• Stated task
Please quote every line word for word.

• Material provided
======
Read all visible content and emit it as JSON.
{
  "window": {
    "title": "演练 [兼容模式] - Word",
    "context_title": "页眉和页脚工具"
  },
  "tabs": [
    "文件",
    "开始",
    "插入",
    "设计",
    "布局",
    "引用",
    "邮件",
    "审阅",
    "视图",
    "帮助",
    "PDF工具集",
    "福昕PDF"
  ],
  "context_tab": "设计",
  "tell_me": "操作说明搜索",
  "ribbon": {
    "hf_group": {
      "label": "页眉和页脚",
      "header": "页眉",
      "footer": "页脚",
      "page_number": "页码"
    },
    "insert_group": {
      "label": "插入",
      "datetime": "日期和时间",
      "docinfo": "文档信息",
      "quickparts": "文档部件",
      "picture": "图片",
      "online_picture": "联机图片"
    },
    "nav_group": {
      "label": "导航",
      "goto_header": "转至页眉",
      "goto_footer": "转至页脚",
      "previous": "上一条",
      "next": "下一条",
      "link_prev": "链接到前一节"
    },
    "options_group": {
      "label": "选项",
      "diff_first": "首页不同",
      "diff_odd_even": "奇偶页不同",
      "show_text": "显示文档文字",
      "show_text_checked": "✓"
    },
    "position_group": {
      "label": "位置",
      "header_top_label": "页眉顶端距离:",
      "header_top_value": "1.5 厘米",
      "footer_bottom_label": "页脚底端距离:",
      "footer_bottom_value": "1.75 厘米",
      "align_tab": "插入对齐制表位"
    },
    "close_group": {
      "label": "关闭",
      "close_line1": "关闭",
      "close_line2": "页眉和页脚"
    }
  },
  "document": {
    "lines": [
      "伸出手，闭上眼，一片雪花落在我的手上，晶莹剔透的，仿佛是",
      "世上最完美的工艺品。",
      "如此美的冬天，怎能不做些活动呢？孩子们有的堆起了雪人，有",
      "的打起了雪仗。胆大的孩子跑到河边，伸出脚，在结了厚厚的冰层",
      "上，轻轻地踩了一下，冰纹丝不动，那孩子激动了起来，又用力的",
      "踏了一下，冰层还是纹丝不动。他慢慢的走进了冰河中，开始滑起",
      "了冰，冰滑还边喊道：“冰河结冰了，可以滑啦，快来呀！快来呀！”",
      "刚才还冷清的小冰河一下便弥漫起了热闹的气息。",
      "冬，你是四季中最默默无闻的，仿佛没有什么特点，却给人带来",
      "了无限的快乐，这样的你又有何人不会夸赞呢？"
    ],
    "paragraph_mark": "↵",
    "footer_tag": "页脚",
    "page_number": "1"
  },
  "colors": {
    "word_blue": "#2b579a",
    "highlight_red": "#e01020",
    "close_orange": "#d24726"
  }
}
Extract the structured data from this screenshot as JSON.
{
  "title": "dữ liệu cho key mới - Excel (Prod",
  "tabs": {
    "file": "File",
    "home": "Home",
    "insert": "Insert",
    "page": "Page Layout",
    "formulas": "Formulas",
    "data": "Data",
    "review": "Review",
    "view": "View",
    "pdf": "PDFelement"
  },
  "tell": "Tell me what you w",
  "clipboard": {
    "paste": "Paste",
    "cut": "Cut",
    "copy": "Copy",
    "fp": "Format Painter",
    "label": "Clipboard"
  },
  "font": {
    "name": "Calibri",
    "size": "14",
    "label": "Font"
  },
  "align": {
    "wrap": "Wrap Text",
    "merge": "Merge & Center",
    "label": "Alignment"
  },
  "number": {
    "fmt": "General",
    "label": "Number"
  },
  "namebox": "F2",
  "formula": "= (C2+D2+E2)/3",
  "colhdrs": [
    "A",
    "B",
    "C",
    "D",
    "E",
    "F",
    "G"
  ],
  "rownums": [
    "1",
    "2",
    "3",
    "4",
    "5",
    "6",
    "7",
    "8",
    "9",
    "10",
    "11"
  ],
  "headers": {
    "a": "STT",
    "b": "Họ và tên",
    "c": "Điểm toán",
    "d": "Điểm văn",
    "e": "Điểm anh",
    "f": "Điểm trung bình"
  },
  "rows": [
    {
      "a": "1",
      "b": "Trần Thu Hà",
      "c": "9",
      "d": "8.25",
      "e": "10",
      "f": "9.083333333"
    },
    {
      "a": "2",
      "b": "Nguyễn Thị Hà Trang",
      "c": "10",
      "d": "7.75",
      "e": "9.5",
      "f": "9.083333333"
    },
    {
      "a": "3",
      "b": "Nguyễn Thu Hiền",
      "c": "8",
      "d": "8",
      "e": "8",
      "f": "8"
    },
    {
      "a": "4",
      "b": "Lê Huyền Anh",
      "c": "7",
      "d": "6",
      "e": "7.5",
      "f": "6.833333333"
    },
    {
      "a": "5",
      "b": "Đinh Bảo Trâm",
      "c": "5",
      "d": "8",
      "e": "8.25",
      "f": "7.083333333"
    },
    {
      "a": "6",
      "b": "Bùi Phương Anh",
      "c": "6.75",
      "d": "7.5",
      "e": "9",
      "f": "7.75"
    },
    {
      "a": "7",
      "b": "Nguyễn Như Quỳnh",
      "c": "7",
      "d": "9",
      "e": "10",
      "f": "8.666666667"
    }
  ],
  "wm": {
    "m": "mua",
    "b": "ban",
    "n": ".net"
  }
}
======
• Reply to the exercise
Read all visible content and emit it as JSON.
{
  "window": {
    "title": "演练 [兼容模式] - Word",
    "context_title": "页眉和页脚工具"
  },
  "tabs": [
    "文件",
    "开始",
    "插入",
    "设计",
    "布局",
    "引用",
    "邮件",
    "审阅",
    "视图",
    "帮助",
    "PDF工具集",
    "福昕PDF"
  ],
  "context_tab": "设计",
  "tell_me": "操作说明搜索",
  "ribbon": {
    "hf_group": {
      "label": "页眉和页脚",
      "header": "页眉",
      "footer": "页脚",
      "page_number": "页码"
    },
    "insert_group": {
      "label": "插入",
      "datetime": "日期和时间",
      "docinfo": "文档信息",
      "quickparts": "文档部件",
      "picture": "图片",
      "online_picture": "联机图片"
    },
    "nav_group": {
      "label": "导航",
      "goto_header": "转至页眉",
      "goto_footer": "转至页脚",
      "previous": "上一条",
      "next": "下一条",
      "link_prev": "链接到前一节"
    },
    "options_group": {
      "label": "选项",
      "diff_first": "首页不同",
      "diff_odd_even": "奇偶页不同",
      "show_text": "显示文档文字",
      "show_text_checked": "✓"
    },
    "position_group": {
      "label": "位置",
      "header_top_label": "页眉顶端距离:",
      "header_top_value": "1.5 厘米",
      "footer_bottom_label": "页脚底端距离:",
      "footer_bottom_value": "1.75 厘米",
      "align_tab": "插入对齐制表位"
    },
    "close_group": {
      "label": "关闭",
      "close_line1": "关闭",
      "close_line2": "页眉和页脚"
    }
  },
  "document": {
    "lines": [
      "伸出手，闭上眼，一片雪花落在我的手上，晶莹剔透的，仿佛是",
      "世上最完美的工艺品。",
      "如此美的冬天，怎能不做些活动呢？孩子们有的堆起了雪人，有",
      "的打起了雪仗。胆大的孩子跑到河边，伸出脚，在结了厚厚的冰层",
      "上，轻轻地踩了一下，冰纹丝不动，那孩子激动了起来，又用力的",
      "踏了一下，冰层还是纹丝不动。他慢慢的走进了冰河中，开始滑起",
      "了冰，冰滑还边喊道：“冰河结冰了，可以滑啦，快来呀！快来呀！”",
      "刚才还冷清的小冰河一下便弥漫起了热闹的气息。",
      "冬，你是四季中最默默无闻的，仿佛没有什么特点，却给人带来",
      "了无限的快乐，这样的你又有何人不会夸赞呢？"
    ],
    "paragraph_mark": "↵",
    "footer_tag": "页脚",
    "page_number": "1"
  },
  "colors": {
    "word_blue": "#2b579a",
    "highlight_red": "#e01020",
    "close_orange": "#d24726"
  }
}
Extract the structured data from this screenshot as JSON.
{
  "title": "dữ liệu cho key mới - Excel (Prod",
  "tabs": {
    "file": "File",
    "home": "Home",
    "insert": "Insert",
    "page": "Page Layout",
    "formulas": "Formulas",
    "data": "Data",
    "review": "Review",
    "view": "View",
    "pdf": "PDFelement"
  },
  "tell": "Tell me what you w",
  "clipboard": {
    "paste": "Paste",
    "cut": "Cut",
    "copy": "Copy",
    "fp": "Format Painter",
    "label": "Clipboard"
  },
  "font": {
    "name": "Calibri",
    "size": "14",
    "label": "Font"
  },
  "align": {
    "wrap": "Wrap Text",
    "merge": "Merge & Center",
    "label": "Alignment"
  },
  "number": {
    "fmt": "General",
    "label": "Number"
  },
  "namebox": "F2",
  "formula": "= (C2+D2+E2)/3",
  "colhdrs": [
    "A",
    "B",
    "C",
    "D",
    "E",
    "F",
    "G"
  ],
  "rownums": [
    "1",
    "2",
    "3",
    "4",
    "5",
    "6",
    "7",
    "8",
    "9",
    "10",
    "11"
  ],
  "headers": {
    "a": "STT",
    "b": "Họ và tên",
    "c": "Điểm toán",
    "d": "Điểm văn",
    "e": "Điểm anh",
    "f": "Điểm trung bình"
  },
  "rows": [
    {
      "a": "1",
      "b": "Trần Thu Hà",
      "c": "9",
      "d": "8.25",
      "e": "10",
      "f": "9.083333333"
    },
    {
      "a": "2",
      "b": "Nguyễn Thị Hà Trang",
      "c": "10",
      "d": "7.75",
      "e": "9.5",
      "f": "9.083333333"
    },
    {
      "a": "3",
      "b": "Nguyễn Thu Hiền",
      "c": "8",
      "d": "8",
      "e": "8",
      "f": "8"
    },
    {
      "a": "4",
      "b": "Lê Huyền Anh",
      "c": "7",
      "d": "6",
      "e": "7.5",
      "f": "6.833333333"
    },
    {
      "a": "5",
      "b": "Đinh Bảo Trâm",
      "c": "5",
      "d": "8",
      "e": "8.25",
      "f": "7.083333333"
    },
    {
      "a": "6",
      "b": "Bùi Phương Anh",
      "c": "6.75",
      "d": "7.5",
      "e": "9",
      "f": "7.75"
    },
    {
      "a": "7",
      "b": "Nguyễn Như Quỳnh",
      "c": "7",
      "d": "9",
      "e": "10",
      "f": "8.666666667"
    }
  ],
  "wm": {
    "m": "mua",
    "b": "ban",
    "n": ".net"
  }
}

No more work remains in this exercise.